= WRITTEN REQUEST =
Filter the entries below, keeping only lines with the word "ROAD".

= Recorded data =
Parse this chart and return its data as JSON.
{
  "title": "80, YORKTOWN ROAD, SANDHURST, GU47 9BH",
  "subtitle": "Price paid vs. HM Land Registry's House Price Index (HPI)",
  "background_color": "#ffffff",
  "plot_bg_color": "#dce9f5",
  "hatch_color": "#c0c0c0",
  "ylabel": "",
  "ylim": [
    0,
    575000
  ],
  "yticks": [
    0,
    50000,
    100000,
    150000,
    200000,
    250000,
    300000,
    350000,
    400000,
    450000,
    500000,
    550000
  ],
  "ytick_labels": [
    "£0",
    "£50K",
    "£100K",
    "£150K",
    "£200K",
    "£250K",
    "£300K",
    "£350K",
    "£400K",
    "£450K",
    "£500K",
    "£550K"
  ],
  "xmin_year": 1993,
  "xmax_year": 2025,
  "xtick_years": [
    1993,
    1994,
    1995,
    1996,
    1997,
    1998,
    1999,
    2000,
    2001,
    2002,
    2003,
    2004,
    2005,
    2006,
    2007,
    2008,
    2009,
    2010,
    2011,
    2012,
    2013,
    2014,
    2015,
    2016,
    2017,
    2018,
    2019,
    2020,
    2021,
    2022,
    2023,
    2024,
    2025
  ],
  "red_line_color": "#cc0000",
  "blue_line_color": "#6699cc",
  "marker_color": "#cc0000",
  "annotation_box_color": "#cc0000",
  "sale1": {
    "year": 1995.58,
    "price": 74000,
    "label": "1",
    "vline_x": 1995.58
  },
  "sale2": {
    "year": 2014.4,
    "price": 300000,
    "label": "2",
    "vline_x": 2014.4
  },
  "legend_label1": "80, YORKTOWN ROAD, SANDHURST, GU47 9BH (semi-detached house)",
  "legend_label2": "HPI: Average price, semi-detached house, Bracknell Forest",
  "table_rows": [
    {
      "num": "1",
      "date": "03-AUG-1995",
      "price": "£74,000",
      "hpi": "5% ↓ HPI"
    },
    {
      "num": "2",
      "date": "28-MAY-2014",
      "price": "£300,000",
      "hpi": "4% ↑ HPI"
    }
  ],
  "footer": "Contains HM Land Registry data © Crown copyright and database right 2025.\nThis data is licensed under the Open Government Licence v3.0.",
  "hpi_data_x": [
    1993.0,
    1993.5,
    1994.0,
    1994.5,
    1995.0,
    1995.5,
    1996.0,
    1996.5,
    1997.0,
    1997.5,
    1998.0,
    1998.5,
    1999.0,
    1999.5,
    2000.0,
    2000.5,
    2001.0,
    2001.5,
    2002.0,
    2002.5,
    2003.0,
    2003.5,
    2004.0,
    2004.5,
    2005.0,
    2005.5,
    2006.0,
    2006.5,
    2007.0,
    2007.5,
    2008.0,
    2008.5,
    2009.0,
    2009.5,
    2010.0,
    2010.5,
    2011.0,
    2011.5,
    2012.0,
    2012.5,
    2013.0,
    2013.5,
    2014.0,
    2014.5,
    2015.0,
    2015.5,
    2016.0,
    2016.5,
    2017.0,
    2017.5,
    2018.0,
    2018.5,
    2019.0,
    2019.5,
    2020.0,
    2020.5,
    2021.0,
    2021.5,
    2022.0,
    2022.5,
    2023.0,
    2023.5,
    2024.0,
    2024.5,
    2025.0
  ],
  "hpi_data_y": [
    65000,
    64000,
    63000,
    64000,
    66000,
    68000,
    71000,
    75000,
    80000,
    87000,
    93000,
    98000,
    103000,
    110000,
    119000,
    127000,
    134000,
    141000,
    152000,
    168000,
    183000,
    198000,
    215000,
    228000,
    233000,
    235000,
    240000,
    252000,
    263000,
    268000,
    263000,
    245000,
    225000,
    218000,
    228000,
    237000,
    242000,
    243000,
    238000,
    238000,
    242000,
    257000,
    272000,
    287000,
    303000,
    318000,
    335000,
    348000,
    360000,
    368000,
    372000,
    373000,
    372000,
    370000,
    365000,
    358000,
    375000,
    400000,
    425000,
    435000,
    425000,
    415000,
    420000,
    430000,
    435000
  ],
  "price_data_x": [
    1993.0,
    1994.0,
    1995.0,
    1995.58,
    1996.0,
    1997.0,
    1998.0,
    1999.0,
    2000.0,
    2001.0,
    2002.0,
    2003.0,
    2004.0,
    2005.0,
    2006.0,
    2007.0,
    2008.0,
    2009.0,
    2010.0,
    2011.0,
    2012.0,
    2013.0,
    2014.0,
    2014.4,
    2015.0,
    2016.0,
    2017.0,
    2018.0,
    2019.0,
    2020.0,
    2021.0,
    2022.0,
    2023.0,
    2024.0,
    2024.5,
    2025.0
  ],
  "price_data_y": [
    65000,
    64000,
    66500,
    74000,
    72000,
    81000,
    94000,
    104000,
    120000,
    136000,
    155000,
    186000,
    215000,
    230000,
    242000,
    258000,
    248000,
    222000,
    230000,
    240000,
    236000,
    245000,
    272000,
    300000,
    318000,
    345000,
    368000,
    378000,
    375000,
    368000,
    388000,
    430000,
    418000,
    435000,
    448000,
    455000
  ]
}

= EXERCISE SOLUTION =
  "title": "80, YORKTOWN ROAD, SANDHURST, GU47 9BH",
  "legend_label1": "80, YORKTOWN ROAD, SANDHURST, GU47 9BH (semi-detached house)",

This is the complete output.